[start Material provided]

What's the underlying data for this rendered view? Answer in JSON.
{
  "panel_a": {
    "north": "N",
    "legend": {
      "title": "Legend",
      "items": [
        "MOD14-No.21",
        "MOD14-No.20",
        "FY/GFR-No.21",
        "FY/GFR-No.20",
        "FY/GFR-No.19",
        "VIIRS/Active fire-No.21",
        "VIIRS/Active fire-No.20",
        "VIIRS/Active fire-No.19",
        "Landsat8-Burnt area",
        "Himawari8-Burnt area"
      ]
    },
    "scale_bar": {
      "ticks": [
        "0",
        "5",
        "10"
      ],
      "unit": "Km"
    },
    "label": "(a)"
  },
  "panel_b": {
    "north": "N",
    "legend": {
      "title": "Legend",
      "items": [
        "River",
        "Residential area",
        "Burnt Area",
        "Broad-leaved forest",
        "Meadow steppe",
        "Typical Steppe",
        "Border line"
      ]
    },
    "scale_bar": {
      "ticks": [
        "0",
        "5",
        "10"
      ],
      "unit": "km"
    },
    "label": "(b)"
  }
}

[end Material provided]

* Exercise aim
Restate the records, all of them, precisely as written.

* Response to the task
What's the underlying data for this rendered view? Answer in JSON.
{
  "panel_a": {
    "north": "N",
    "legend": {
      "title": "Legend",
      "items": [
        "MOD14-No.21",
        "MOD14-No.20",
        "FY/GFR-No.21",
        "FY/GFR-No.20",
        "FY/GFR-No.19",
        "VIIRS/Active fire-No.21",
        "VIIRS/Active fire-No.20",
        "VIIRS/Active fire-No.19",
        "Landsat8-Burnt area",
        "Himawari8-Burnt area"
      ]
    },
    "scale_bar": {
      "ticks": [
        "0",
        "5",
        "10"
      ],
      "unit": "Km"
    },
    "label": "(a)"
  },
  "panel_b": {
    "north": "N",
    "legend": {
      "title": "Legend",
      "items": [
        "River",
        "Residential area",
        "Burnt Area",
        "Broad-leaved forest",
        "Meadow steppe",
        "Typical Steppe",
        "Border line"
      ]
    },
    "scale_bar": {
      "ticks": [
        "0",
        "5",
        "10"
      ],
      "unit": "km"
    },
    "label": "(b)"
  }
}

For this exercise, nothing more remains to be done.